_DO THIS_
Report every line in the listing that contains the string "JSON".
+-------+
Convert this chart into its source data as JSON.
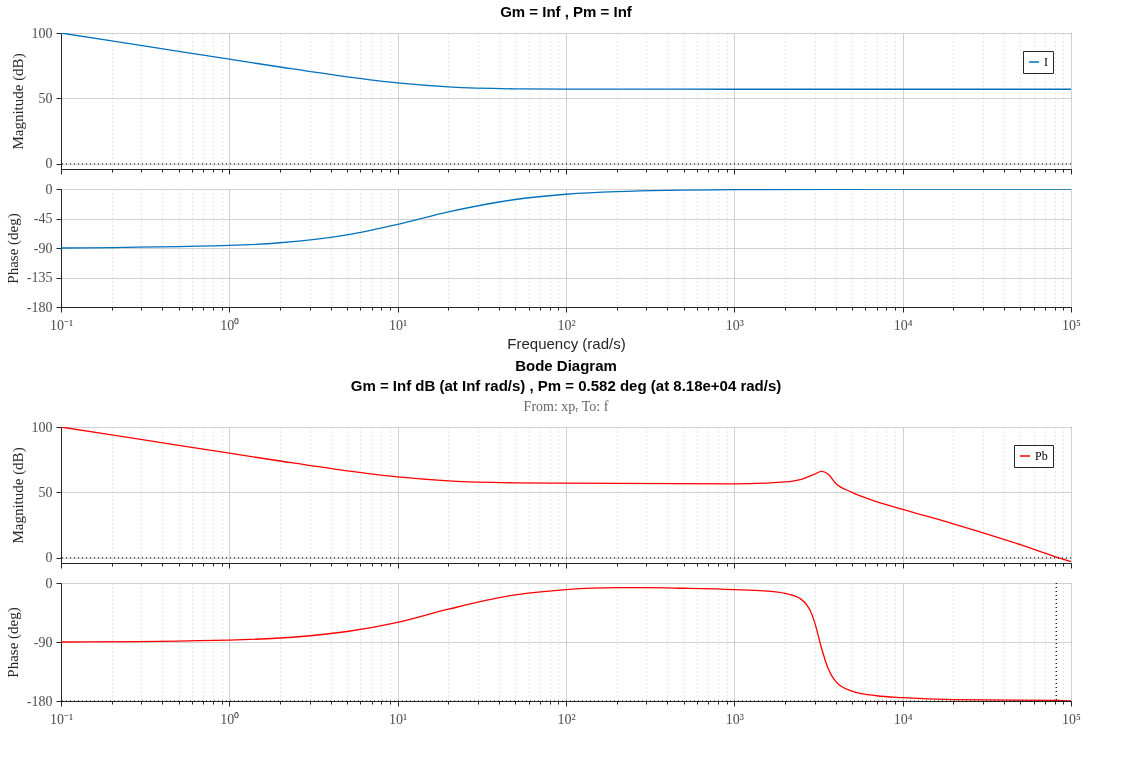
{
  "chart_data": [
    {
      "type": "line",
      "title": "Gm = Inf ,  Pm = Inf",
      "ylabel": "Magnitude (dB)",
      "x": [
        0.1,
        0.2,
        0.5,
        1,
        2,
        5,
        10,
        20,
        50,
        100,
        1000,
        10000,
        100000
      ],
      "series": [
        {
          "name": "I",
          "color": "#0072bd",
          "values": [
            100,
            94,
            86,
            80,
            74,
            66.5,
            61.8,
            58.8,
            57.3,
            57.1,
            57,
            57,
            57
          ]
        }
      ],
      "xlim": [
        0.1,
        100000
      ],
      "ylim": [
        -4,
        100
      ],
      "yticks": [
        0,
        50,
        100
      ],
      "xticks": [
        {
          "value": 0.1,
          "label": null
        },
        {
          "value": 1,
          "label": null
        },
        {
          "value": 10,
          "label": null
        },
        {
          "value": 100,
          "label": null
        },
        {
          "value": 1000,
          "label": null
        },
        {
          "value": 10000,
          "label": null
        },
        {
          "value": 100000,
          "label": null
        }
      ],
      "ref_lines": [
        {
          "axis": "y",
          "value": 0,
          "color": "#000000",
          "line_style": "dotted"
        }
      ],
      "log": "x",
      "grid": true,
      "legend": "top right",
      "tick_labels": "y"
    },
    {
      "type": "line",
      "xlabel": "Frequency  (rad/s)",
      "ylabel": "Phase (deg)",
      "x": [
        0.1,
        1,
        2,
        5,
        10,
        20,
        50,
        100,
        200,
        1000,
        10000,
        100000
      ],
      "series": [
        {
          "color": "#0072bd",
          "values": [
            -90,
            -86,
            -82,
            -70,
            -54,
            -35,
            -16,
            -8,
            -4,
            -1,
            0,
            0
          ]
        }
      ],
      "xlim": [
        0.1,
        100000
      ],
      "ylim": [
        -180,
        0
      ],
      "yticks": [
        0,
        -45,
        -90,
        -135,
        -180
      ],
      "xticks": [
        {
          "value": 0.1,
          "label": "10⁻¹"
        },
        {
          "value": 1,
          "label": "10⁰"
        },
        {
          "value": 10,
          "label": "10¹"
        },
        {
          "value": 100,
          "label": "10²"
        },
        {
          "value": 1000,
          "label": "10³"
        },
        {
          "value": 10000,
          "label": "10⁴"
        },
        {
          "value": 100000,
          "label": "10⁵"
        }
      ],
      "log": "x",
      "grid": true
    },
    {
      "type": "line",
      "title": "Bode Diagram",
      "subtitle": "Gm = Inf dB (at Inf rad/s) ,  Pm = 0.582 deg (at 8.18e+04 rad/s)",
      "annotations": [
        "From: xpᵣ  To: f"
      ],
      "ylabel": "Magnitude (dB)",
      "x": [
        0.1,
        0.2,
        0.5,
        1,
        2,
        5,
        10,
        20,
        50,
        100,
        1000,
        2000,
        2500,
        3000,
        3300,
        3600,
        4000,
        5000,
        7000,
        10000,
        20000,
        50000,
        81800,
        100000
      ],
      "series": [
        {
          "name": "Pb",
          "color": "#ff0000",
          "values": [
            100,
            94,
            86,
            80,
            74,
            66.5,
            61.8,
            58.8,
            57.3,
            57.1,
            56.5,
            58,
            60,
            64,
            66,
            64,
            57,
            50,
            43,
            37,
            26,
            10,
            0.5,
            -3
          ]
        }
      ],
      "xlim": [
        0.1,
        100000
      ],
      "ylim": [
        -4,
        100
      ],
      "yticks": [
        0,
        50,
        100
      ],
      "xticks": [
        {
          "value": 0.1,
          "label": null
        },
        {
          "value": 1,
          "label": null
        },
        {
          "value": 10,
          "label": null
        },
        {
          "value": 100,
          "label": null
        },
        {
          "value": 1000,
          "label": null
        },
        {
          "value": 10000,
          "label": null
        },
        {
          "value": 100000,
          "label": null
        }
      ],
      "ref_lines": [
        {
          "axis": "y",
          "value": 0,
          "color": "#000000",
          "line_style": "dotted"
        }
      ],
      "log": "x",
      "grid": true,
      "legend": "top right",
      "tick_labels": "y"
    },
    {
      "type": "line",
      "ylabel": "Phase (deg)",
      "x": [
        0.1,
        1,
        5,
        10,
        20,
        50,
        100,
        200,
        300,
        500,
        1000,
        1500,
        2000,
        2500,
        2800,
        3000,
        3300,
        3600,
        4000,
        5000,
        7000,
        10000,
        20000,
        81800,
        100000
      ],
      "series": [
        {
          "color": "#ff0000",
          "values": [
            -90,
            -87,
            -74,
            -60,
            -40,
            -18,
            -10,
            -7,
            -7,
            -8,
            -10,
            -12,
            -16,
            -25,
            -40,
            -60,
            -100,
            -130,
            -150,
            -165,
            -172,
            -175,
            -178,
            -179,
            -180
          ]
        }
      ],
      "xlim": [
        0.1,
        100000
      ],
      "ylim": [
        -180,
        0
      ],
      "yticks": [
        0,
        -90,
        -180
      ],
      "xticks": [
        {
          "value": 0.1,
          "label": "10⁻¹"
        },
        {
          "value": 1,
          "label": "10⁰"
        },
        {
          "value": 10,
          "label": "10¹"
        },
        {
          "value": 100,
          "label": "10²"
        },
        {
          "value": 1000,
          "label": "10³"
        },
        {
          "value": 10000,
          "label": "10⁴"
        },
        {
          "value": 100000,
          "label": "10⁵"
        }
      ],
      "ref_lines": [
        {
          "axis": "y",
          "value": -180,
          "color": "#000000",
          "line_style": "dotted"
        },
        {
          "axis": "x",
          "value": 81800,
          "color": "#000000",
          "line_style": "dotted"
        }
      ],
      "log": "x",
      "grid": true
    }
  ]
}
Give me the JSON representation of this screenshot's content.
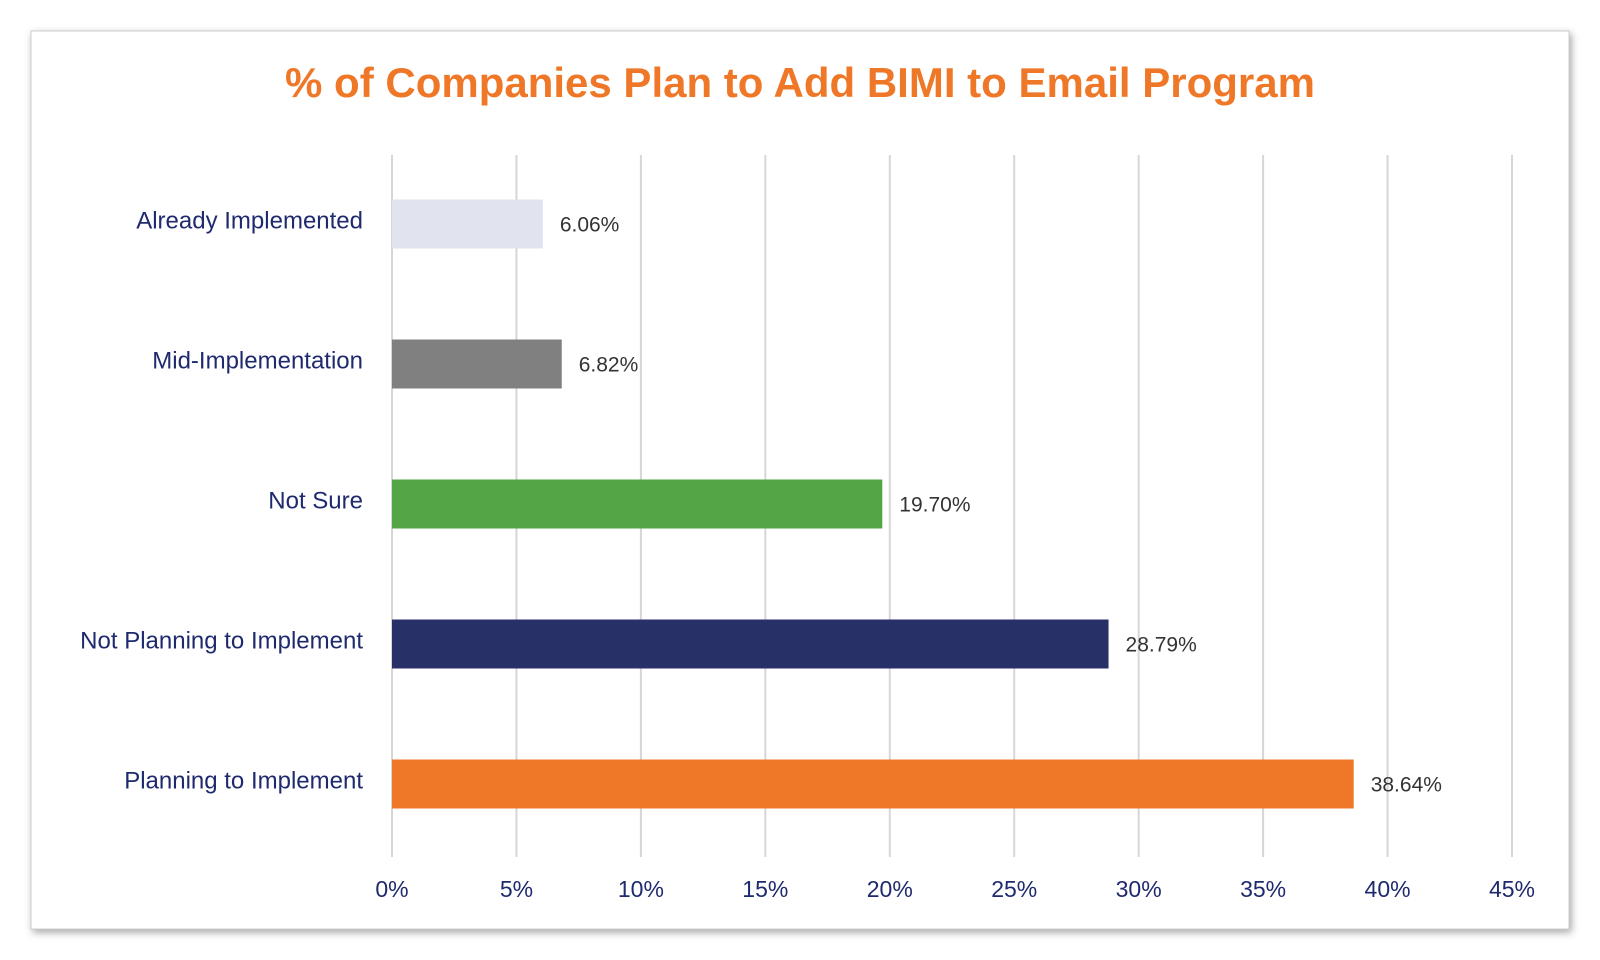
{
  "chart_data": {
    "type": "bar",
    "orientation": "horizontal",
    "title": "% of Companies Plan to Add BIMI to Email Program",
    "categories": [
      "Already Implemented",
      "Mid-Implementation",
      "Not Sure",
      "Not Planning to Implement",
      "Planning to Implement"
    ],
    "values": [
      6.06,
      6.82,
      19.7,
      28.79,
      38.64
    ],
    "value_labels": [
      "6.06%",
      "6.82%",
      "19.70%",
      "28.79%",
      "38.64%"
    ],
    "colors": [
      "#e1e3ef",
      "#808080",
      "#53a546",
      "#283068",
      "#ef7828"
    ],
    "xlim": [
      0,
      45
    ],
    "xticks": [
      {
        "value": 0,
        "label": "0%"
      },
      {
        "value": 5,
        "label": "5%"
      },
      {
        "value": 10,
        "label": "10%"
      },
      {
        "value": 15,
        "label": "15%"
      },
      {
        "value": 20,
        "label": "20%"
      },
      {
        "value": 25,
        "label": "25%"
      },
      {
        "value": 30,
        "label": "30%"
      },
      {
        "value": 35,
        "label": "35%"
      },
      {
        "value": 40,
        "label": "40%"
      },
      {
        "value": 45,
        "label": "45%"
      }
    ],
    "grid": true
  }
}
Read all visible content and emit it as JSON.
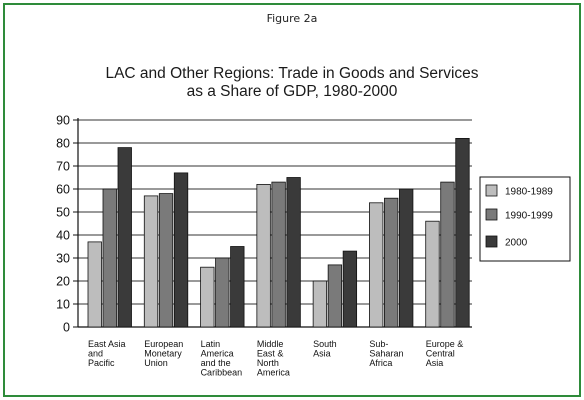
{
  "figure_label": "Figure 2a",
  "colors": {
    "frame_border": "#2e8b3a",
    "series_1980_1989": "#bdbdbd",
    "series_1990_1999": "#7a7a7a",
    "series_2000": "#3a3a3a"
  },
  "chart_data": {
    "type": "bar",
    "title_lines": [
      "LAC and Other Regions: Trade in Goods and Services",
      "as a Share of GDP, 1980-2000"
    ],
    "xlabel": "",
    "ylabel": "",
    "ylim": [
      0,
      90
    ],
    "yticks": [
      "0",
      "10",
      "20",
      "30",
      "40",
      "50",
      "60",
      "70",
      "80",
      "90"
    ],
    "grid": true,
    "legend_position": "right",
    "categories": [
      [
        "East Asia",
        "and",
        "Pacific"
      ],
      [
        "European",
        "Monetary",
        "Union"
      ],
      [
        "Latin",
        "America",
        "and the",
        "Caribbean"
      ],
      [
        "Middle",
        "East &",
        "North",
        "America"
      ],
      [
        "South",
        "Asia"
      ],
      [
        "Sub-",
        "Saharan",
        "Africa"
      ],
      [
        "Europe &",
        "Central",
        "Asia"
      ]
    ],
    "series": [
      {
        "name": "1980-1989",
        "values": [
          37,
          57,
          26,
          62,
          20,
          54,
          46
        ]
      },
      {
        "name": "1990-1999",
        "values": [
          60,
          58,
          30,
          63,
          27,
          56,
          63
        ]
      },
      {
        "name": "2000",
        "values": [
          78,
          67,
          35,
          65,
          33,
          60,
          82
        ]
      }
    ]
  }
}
+-------+
_RESPONSE TO THIS TASK_
Convert this chart into its source data as JSON.
Give me the JSON representation of this screenshot's content.
Read all visible content and emit it as JSON.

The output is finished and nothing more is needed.